* [Stated problem]
Identify and reproduce every line holding the string "have".

Dataset items
□ □ □ □ □
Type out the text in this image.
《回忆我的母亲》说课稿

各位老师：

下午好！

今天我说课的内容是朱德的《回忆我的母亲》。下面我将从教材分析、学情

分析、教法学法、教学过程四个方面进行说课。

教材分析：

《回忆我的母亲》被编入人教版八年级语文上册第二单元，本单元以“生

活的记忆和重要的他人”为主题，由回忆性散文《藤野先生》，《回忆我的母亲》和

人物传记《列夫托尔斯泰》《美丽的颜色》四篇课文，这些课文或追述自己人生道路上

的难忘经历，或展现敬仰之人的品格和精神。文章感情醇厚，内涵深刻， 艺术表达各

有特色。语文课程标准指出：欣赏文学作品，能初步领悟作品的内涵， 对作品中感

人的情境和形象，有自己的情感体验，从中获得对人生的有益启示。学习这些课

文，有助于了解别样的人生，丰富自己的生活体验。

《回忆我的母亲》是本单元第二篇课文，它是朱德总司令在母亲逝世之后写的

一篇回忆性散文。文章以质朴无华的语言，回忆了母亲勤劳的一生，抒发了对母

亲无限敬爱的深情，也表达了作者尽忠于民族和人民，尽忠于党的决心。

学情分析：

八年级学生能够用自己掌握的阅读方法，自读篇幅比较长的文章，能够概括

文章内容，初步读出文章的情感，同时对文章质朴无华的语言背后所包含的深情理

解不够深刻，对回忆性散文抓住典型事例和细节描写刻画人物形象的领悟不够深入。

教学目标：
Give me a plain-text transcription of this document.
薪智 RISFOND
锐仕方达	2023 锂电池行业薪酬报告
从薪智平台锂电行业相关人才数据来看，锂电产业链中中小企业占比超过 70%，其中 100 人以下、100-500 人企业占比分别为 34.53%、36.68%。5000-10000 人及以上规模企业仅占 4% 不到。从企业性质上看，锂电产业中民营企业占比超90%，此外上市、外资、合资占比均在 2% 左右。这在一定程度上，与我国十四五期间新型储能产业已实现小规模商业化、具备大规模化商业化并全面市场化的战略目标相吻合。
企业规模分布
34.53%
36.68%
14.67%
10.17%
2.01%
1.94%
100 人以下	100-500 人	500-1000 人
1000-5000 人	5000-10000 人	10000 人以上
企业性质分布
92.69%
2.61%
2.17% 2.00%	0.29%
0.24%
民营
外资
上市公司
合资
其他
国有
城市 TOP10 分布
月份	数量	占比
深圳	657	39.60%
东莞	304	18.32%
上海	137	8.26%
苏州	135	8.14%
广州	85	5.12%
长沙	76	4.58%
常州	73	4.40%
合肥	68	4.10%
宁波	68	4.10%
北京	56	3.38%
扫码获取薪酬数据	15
□ □ □ □ □
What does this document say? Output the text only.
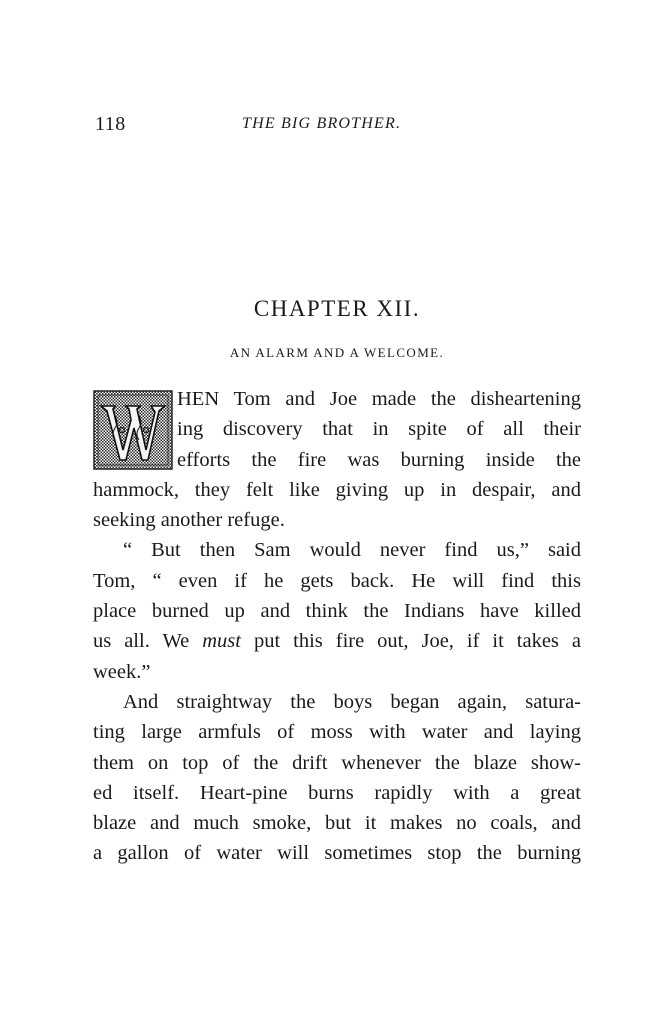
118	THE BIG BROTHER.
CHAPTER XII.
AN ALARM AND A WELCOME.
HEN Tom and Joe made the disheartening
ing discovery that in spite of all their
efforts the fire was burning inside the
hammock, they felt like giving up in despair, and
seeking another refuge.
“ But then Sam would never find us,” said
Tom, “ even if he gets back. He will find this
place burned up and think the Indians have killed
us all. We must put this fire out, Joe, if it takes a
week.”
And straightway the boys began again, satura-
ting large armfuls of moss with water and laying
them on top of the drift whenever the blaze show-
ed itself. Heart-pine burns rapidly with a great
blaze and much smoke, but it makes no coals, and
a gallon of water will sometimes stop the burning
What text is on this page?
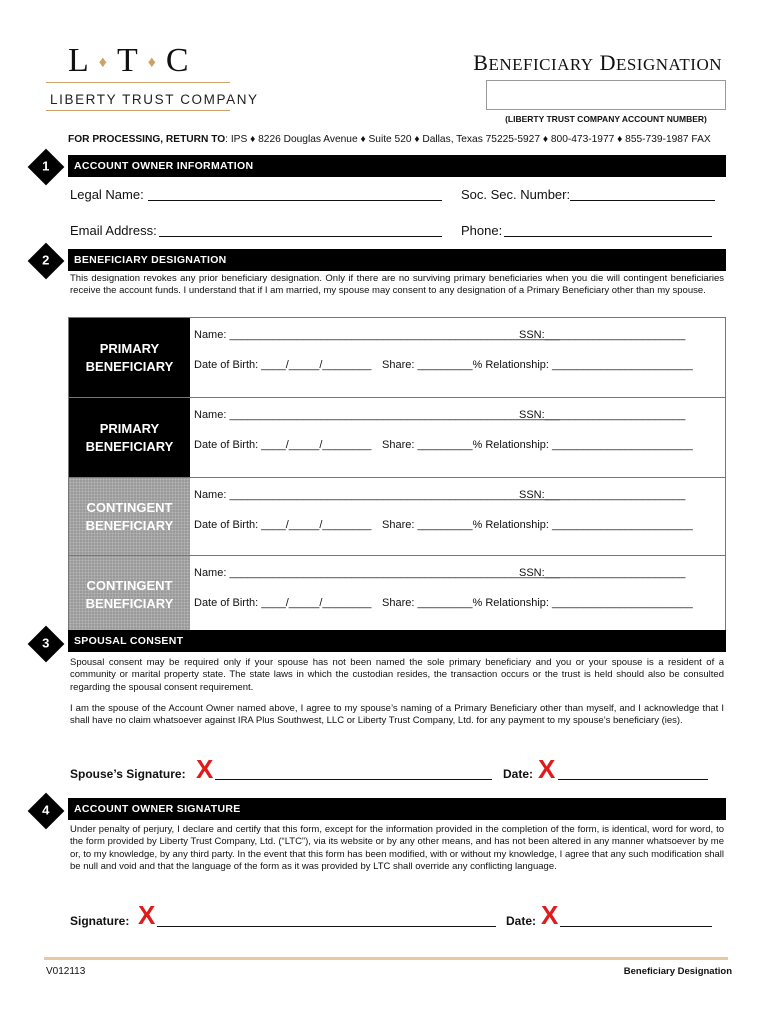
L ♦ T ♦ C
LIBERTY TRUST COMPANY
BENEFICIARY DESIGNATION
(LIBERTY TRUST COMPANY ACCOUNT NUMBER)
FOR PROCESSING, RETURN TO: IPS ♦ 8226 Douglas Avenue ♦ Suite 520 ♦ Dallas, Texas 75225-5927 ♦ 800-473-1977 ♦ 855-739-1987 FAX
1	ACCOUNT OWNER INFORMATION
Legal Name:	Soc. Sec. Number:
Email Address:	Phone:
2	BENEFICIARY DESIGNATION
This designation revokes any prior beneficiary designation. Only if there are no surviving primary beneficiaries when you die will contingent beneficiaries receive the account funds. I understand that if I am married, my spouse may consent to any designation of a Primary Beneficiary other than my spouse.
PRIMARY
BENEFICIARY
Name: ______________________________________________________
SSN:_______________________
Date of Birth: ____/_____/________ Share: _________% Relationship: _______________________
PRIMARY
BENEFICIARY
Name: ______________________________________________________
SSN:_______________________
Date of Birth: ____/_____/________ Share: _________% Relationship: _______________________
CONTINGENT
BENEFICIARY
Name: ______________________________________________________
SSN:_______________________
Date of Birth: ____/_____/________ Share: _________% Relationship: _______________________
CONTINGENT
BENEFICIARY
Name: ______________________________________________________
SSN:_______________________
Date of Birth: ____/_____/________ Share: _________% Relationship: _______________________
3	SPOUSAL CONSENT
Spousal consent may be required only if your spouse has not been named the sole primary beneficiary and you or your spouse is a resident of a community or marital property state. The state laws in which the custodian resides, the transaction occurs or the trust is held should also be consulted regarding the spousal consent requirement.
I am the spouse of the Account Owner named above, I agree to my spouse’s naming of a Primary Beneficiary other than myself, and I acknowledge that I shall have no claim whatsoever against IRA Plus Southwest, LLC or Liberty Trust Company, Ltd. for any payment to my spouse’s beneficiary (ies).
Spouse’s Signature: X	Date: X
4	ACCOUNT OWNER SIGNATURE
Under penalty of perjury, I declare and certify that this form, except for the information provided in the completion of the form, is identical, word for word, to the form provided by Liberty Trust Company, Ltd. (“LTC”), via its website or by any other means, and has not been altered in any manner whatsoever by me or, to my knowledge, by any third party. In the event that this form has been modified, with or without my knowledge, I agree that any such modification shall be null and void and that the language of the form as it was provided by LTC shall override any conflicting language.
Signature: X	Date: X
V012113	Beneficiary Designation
□ □ □ □ □
* [Task output]
place burned up and think the Indians have killed
I am the spouse of the Account Owner named above, I agree to my spouse’s naming of a Primary Beneficiary other than myself, and I acknowledge that I shall have no claim whatsoever against IRA Plus Southwest, LLC or Liberty Trust Company, Ltd. for any payment to my spouse’s beneficiary (ies).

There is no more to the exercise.